Note how many lines include the word "JSON", and give that number by itself.

-------- Listed records --------

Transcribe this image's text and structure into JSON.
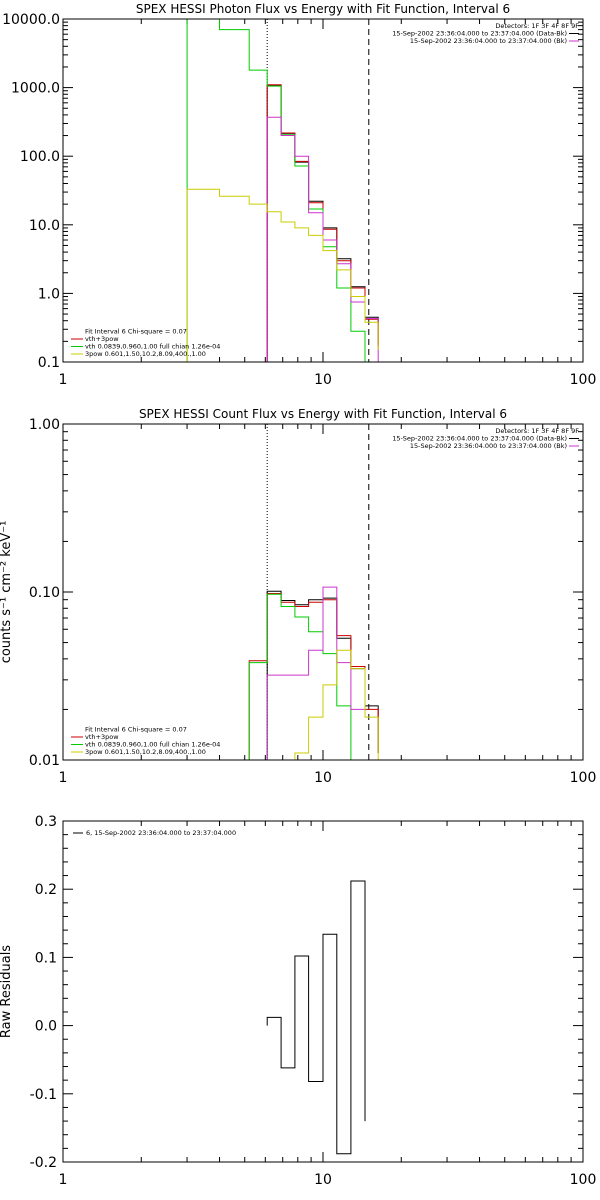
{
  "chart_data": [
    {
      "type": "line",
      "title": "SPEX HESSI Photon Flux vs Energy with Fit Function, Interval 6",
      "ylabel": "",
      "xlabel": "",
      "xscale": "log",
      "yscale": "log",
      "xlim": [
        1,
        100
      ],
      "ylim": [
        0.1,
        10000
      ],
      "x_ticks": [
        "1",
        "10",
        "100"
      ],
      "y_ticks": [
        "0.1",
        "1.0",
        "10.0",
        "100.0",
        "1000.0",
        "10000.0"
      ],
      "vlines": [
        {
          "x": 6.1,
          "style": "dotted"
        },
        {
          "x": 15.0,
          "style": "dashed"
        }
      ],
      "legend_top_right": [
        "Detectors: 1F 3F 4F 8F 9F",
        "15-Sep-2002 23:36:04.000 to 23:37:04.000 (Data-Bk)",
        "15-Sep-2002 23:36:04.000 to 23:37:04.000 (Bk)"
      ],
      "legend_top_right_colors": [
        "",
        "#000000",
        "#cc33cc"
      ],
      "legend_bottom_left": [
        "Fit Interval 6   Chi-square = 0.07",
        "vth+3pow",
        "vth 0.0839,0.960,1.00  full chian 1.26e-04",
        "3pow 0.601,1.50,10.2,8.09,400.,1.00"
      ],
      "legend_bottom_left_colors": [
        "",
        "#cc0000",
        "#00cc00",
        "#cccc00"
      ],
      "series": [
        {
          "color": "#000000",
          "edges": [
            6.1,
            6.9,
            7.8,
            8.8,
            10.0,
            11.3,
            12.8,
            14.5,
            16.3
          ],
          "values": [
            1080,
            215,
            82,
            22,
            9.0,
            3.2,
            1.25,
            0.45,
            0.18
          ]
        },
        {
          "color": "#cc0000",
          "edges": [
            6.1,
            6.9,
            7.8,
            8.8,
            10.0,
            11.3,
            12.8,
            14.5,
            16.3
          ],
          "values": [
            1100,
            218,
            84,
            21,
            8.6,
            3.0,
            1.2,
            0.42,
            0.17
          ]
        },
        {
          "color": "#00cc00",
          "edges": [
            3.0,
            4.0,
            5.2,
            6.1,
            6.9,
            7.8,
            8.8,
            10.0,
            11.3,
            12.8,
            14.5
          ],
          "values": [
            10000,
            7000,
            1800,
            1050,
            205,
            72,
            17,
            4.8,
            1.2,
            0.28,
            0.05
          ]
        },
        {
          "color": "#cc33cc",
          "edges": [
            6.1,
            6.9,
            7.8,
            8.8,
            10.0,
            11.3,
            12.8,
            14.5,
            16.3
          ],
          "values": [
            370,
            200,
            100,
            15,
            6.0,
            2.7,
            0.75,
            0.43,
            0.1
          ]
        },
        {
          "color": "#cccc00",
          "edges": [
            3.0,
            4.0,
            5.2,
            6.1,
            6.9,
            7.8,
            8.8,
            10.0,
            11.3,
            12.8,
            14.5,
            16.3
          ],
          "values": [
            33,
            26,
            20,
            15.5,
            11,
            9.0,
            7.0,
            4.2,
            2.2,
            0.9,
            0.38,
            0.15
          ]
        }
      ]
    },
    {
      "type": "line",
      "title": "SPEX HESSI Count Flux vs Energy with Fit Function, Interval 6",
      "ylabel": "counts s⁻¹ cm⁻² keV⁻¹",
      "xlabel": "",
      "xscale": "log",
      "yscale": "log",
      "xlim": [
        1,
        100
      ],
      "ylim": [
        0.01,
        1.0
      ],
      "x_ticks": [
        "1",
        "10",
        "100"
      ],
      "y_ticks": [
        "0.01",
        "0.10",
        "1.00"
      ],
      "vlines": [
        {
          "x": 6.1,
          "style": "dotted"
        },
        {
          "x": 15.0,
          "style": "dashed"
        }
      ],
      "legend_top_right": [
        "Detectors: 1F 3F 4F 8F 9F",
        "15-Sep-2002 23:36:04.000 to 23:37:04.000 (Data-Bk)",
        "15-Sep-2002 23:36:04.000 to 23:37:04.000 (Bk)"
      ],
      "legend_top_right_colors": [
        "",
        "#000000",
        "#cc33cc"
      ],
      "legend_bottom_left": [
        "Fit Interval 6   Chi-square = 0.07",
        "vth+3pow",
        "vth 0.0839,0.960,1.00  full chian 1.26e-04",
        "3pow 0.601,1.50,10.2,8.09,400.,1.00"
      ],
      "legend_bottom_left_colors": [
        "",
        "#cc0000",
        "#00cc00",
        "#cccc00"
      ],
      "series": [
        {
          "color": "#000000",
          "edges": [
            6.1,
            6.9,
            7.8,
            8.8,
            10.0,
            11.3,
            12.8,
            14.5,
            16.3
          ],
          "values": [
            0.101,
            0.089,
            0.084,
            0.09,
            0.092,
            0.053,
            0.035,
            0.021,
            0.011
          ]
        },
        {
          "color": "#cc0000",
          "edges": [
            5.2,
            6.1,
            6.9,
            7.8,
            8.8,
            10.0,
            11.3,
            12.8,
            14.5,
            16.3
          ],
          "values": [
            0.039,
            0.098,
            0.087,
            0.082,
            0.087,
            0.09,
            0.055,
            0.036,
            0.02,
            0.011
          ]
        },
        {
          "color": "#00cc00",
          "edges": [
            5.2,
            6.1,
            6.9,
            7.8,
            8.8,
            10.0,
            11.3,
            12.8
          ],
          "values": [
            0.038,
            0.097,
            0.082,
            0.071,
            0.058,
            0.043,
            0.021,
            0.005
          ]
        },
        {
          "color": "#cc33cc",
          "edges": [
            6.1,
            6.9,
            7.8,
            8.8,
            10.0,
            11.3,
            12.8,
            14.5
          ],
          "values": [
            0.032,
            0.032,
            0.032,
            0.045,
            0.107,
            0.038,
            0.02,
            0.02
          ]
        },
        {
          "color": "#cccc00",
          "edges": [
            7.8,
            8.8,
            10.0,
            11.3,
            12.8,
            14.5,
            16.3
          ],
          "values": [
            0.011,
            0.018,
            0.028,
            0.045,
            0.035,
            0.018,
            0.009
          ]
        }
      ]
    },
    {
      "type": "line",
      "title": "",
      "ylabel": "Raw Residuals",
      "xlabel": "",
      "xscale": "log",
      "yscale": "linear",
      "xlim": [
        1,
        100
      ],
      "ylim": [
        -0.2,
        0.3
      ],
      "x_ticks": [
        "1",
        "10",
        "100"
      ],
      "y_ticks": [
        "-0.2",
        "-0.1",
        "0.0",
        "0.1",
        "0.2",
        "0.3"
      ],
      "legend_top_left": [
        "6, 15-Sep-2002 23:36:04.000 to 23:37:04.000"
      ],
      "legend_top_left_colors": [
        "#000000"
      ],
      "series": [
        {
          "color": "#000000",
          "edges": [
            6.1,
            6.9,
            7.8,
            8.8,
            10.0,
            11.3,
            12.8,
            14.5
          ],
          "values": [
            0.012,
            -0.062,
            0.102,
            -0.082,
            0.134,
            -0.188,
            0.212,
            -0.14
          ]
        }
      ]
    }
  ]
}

--------
-------- Listed records --------

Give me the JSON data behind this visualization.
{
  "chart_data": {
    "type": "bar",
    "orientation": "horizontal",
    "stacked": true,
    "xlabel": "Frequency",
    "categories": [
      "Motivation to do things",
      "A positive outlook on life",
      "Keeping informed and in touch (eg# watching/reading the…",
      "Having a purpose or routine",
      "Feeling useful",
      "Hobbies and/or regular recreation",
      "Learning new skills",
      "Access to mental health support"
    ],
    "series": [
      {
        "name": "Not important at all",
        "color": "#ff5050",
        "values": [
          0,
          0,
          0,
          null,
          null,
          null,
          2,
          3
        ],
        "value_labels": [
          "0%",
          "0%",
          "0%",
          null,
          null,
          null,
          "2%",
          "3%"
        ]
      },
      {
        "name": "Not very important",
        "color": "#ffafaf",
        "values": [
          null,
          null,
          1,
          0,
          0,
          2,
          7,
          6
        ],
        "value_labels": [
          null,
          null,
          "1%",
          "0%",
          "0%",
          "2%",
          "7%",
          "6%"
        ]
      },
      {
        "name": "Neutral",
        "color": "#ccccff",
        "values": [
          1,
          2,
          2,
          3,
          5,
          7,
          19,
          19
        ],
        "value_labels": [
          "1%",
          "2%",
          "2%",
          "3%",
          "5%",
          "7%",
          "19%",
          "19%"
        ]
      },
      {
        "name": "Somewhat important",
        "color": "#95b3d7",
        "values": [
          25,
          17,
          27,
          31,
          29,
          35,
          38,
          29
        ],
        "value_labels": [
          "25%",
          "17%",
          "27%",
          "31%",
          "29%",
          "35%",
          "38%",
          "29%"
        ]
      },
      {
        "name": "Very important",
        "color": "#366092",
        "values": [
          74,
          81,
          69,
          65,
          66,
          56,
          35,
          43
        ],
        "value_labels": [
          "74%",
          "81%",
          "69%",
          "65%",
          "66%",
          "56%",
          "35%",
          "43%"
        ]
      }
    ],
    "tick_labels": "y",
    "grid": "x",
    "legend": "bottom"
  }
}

--------

*Written response*:
2